#### Entries shown ####
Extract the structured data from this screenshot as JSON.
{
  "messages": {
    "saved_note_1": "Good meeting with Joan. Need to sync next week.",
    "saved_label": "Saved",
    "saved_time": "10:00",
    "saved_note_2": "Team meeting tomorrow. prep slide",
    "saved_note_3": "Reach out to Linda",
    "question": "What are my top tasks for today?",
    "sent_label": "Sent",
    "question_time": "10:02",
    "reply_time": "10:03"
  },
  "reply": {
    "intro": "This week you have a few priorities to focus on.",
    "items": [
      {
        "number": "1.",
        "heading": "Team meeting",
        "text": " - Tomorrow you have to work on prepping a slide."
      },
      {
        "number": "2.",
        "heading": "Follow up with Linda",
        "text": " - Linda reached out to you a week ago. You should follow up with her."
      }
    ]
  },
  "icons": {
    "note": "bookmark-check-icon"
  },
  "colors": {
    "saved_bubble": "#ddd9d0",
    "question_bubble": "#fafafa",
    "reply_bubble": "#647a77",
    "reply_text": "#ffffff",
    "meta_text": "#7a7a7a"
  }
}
####
| Brief |
Extract the full set of entries word for word.

| The answer |
Extract the structured data from this screenshot as JSON.
{
  "messages": {
    "saved_note_1": "Good meeting with Joan. Need to sync next week.",
    "saved_label": "Saved",
    "saved_time": "10:00",
    "saved_note_2": "Team meeting tomorrow. prep slide",
    "saved_note_3": "Reach out to Linda",
    "question": "What are my top tasks for today?",
    "sent_label": "Sent",
    "question_time": "10:02",
    "reply_time": "10:03"
  },
  "reply": {
    "intro": "This week you have a few priorities to focus on.",
    "items": [
      {
        "number": "1.",
        "heading": "Team meeting",
        "text": " - Tomorrow you have to work on prepping a slide."
      },
      {
        "number": "2.",
        "heading": "Follow up with Linda",
        "text": " - Linda reached out to you a week ago. You should follow up with her."
      }
    ]
  },
  "icons": {
    "note": "bookmark-check-icon"
  },
  "colors": {
    "saved_bubble": "#ddd9d0",
    "question_bubble": "#fafafa",
    "reply_bubble": "#647a77",
    "reply_text": "#ffffff",
    "meta_text": "#7a7a7a"
  }
}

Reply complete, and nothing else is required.